▸ Challenge: Answer with one number: how many lines hold the string "color".

[Structured figure records]

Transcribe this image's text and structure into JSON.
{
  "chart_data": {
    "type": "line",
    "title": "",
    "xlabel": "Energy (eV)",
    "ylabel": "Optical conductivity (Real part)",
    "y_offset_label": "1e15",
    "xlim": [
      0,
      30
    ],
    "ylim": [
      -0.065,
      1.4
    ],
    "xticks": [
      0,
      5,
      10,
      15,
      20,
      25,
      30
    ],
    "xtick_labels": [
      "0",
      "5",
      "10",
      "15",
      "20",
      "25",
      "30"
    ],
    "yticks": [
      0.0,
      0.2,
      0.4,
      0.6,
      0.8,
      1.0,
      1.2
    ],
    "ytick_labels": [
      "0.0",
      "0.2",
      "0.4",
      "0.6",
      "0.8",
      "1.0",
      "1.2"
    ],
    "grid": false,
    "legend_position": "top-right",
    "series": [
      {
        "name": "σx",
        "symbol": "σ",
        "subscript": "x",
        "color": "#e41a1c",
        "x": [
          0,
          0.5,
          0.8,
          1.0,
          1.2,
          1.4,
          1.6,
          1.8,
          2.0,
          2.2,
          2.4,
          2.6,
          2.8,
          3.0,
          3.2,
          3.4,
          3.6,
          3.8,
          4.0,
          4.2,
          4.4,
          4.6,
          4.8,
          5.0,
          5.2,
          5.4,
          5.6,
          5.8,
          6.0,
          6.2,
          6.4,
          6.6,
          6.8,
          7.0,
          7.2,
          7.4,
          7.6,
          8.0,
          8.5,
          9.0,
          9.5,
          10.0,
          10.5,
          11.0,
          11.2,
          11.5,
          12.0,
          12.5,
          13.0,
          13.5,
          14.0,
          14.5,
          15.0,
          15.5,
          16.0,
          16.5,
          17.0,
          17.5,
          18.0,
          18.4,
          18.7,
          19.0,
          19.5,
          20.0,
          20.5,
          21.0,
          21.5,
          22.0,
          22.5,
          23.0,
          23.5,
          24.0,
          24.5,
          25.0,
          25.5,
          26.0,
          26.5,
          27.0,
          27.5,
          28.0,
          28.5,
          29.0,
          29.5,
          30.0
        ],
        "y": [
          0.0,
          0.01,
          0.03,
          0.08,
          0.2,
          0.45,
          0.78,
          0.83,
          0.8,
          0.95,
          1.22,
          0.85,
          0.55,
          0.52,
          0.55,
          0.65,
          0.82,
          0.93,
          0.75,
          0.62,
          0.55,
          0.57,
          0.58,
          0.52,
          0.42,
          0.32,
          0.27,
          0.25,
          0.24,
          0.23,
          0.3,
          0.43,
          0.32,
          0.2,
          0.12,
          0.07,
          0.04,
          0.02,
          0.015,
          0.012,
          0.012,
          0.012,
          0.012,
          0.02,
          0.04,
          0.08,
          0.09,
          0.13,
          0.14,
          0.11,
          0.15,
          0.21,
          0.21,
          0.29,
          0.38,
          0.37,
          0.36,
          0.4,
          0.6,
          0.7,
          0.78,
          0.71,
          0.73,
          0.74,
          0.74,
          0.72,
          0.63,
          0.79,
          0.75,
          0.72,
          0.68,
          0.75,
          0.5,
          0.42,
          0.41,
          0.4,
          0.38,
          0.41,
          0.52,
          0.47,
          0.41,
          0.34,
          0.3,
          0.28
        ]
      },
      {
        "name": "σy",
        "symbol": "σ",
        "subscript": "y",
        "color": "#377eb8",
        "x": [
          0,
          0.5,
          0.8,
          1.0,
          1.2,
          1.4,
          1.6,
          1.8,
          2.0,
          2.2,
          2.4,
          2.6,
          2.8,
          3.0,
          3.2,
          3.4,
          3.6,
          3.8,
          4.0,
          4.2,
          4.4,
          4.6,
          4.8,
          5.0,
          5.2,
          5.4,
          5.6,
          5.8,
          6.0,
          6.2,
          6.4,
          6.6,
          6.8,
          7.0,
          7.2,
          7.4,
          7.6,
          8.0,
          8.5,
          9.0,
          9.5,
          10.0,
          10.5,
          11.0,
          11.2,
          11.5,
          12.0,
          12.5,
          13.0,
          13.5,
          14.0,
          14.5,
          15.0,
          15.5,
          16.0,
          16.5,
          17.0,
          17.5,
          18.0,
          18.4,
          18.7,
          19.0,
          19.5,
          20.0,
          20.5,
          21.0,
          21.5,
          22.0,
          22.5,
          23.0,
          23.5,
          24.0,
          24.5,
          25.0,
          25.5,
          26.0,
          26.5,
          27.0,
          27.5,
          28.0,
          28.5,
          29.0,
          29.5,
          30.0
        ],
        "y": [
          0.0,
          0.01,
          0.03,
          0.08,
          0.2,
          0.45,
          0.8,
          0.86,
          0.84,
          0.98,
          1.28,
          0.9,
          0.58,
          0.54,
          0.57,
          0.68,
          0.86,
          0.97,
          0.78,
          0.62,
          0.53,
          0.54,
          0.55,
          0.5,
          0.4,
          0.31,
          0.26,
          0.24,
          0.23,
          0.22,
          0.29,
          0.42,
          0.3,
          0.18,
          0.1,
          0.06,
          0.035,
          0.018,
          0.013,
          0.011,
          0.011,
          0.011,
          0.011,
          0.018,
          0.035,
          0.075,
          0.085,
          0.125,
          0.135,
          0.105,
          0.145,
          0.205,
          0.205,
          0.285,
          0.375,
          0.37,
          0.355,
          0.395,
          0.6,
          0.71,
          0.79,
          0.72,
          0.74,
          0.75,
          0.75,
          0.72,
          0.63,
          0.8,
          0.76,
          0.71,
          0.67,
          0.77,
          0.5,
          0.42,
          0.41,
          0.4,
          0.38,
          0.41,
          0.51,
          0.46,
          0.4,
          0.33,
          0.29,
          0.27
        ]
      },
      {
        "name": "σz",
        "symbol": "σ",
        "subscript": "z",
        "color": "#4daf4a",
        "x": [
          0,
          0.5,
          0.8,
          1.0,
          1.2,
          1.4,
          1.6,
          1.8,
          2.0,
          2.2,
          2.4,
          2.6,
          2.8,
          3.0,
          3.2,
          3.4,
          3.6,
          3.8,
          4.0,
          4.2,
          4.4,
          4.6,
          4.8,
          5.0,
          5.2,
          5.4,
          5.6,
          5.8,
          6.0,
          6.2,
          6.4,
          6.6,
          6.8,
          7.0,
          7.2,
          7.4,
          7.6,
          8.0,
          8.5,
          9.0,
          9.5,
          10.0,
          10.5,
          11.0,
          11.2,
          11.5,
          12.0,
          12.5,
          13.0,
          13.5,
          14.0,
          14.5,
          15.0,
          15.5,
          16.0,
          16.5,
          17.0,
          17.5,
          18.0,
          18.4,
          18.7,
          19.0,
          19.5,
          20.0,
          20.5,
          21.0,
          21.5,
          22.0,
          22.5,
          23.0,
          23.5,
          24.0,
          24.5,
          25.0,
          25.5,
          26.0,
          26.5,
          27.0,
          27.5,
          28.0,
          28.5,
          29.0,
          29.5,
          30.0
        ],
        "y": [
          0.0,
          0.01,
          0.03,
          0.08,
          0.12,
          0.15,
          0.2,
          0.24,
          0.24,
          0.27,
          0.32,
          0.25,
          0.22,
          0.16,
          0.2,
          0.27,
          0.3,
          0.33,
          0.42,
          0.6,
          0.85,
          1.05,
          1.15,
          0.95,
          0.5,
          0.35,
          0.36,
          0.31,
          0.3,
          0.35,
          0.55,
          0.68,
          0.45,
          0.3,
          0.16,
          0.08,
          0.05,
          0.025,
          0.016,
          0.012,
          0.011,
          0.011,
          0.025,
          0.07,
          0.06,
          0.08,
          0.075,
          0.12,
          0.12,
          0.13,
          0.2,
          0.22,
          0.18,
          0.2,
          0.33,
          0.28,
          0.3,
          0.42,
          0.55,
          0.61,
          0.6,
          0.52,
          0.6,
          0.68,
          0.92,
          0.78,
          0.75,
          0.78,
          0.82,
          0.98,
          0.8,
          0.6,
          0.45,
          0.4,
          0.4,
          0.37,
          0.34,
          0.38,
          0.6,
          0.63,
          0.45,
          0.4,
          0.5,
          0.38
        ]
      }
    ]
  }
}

▸ Final result: 3